A block of data:
++++++++++

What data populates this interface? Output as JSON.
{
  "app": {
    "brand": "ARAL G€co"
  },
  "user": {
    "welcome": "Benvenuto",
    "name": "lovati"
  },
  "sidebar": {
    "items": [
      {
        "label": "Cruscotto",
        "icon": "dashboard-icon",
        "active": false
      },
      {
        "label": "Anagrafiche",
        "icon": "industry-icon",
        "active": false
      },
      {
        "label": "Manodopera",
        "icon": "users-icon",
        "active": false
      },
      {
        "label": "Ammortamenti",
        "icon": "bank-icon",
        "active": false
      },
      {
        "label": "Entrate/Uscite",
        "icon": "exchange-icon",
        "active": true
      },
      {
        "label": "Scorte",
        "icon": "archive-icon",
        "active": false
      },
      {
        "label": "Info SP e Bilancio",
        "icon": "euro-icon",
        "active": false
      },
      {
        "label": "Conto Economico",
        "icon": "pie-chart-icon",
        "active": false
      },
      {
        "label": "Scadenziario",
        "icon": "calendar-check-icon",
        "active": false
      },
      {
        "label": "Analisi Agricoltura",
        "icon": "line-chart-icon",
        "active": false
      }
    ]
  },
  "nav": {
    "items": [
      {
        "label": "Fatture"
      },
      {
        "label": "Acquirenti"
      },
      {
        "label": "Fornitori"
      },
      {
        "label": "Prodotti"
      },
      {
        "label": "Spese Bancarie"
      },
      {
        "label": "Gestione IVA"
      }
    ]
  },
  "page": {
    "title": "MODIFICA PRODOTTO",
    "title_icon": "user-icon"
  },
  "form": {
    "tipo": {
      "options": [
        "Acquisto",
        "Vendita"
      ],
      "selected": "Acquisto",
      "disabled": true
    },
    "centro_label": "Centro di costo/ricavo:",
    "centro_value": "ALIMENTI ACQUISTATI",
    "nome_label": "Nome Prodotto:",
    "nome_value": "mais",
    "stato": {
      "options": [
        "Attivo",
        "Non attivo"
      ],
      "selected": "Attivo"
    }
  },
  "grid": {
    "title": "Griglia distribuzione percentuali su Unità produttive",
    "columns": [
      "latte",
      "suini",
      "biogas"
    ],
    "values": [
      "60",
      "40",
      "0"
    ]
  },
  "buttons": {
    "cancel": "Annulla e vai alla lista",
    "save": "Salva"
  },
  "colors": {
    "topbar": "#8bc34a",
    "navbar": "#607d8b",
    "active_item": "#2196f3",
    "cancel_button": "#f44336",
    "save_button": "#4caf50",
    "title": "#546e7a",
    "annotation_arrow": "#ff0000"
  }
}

++++++++++

• Task statement:
Extract, from the listing above, every line where the string "selected" occurs.

• Problem solution:
      "selected": "Acquisto",
      "selected": "Attivo"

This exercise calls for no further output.